> **Study text**
=== Begin Enclosure ===

UIDynamicAnimator view entering from outside of the reference bounds

浪尽此生 提交于 2019-12-12 17:15:34

问题


I would like to animate dropping an object using the UIDynamicAnimator and gravity/collision/elasticity effects. I looked at Apple's sample app DynamicsCatalog, and it is quite straight forward, except for when the object starts off from the outside the bounds of its container.

For example, this is the code taken from the sample app's APLCollisionGravityViewController.m file:

UIDynamicAnimator *animator = [[UIDynamicAnimator alloc] initWithReferenceView:self.view];

UIGravityBehavior *gravityBeahvior = [[UIGravityBehavior alloc] initWithItems:@[self.square]];
[animator addBehavior:gravityBeahvior];

UICollisionBehavior *collisionBehavior = [[UICollisionBehavior alloc] initWithItems:@[self.square]];
collisionBehavior.translatesReferenceBoundsIntoBoundary = YES;
collisionBehavior.collisionDelegate = self;
[animator addBehavior:collisionBehavior];

It works well if the frame of self.square is initially completely within self.view. If I change it so that it has a negative frame.origin.y value, things get stranger. Specifically, if the absolute value of frame.origin.y is more than half of frame.size.height, the square appears to be "gravitating" up instead of down - it rises instead of falling.

=== End Enclosure ===

> **Exercise brief**
Rewrite the stretch of the UIDynamicAnimator post from "UIDynamicAnimator *animator = [[UIDynamicAnimator" through "instead of falling.", replacing every "self.square" with "self.circle".

> **Data section**
=== Begin Enclosure ===

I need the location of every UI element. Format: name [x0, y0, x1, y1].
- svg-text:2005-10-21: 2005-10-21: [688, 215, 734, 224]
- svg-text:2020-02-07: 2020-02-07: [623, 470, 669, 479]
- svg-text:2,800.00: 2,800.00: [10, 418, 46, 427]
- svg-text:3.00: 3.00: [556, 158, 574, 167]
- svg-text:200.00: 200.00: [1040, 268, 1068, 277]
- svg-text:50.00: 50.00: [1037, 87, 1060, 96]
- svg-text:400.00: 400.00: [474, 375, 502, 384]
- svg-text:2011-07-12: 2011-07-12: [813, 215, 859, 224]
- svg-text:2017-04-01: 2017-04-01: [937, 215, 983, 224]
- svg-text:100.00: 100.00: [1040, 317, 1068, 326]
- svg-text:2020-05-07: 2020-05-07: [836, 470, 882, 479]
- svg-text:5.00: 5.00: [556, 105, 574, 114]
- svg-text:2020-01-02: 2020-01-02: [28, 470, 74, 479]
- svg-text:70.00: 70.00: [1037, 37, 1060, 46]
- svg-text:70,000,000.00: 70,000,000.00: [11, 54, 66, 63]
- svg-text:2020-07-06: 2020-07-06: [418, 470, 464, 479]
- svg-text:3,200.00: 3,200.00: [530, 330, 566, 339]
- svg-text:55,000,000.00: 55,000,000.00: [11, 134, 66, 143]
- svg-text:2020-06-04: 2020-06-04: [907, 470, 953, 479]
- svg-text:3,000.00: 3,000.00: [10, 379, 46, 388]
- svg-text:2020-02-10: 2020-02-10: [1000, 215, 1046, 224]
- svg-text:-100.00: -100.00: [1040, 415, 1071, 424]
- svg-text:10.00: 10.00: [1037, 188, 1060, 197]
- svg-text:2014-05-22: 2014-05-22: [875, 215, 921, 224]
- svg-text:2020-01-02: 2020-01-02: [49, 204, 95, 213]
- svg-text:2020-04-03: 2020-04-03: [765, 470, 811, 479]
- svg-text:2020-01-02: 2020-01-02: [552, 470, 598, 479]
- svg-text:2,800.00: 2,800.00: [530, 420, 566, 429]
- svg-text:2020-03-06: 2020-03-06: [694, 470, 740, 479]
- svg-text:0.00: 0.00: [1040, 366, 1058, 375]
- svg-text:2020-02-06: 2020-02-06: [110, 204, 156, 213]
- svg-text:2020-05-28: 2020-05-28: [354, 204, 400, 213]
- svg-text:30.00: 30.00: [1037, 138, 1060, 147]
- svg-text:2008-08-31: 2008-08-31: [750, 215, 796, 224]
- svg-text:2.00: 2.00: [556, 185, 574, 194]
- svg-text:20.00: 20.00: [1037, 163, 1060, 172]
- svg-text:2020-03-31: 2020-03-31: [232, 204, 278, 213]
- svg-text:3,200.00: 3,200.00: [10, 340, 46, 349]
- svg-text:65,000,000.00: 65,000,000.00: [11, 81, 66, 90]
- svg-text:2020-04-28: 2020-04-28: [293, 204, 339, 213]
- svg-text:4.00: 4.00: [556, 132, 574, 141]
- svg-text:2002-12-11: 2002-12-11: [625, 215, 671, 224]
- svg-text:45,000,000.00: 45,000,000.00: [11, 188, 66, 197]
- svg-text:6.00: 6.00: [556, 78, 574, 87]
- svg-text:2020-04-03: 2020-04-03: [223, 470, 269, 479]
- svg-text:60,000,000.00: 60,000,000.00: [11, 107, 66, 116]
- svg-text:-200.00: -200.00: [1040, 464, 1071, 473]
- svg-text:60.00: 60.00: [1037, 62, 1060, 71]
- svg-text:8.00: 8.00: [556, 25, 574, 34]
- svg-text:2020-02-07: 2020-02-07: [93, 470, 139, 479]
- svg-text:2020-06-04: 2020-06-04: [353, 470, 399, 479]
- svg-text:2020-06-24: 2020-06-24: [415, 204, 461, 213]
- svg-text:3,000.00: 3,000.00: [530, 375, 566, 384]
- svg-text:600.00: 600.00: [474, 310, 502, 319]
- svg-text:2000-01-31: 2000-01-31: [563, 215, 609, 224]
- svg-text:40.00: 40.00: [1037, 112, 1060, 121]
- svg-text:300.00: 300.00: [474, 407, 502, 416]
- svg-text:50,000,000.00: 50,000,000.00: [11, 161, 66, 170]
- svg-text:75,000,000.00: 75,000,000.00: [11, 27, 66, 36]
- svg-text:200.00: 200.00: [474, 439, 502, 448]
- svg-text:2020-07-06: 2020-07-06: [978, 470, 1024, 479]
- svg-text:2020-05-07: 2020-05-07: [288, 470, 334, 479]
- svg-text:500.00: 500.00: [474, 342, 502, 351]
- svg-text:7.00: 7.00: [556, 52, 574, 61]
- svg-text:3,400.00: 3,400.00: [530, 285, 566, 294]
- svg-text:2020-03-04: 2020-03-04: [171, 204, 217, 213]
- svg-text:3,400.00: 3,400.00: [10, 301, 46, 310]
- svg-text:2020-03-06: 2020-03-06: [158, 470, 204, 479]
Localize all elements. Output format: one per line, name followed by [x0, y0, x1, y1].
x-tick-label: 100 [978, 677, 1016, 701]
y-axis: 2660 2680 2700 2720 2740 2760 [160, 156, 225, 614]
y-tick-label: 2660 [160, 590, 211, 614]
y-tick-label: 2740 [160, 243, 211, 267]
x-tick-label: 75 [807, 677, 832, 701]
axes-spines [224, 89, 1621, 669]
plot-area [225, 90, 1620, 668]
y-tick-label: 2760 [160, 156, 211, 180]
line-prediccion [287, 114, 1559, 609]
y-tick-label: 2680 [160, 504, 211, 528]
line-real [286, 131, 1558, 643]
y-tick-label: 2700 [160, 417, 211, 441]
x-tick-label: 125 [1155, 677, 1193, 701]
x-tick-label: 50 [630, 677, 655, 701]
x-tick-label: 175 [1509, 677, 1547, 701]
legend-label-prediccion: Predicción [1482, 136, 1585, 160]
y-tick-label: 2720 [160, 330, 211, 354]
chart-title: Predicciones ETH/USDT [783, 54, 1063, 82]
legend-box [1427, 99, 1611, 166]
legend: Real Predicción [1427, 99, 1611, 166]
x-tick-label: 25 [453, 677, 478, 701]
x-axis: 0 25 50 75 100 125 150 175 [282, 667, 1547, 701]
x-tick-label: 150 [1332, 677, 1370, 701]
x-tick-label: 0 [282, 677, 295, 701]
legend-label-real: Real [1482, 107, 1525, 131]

=== End Enclosure ===

> **Answer area**
UIDynamicAnimator *animator = [[UIDynamicAnimator alloc] initWithReferenceView:self.view];

UIGravityBehavior *gravityBeahvior = [[UIGravityBehavior alloc] initWithItems:@[self.circle]];
[animator addBehavior:gravityBeahvior];

UICollisionBehavior *collisionBehavior = [[UICollisionBehavior alloc] initWithItems:@[self.circle]];
collisionBehavior.translatesReferenceBoundsIntoBoundary = YES;
collisionBehavior.collisionDelegate = self;
[animator addBehavior:collisionBehavior];

It works well if the frame of self.circle is initially completely within self.view. If I change it so that it has a negative frame.origin.y value, things get stranger. Specifically, if the absolute value of frame.origin.y is more than half of frame.size.height, the square appears to be "gravitating" up instead of down - it rises instead of falling.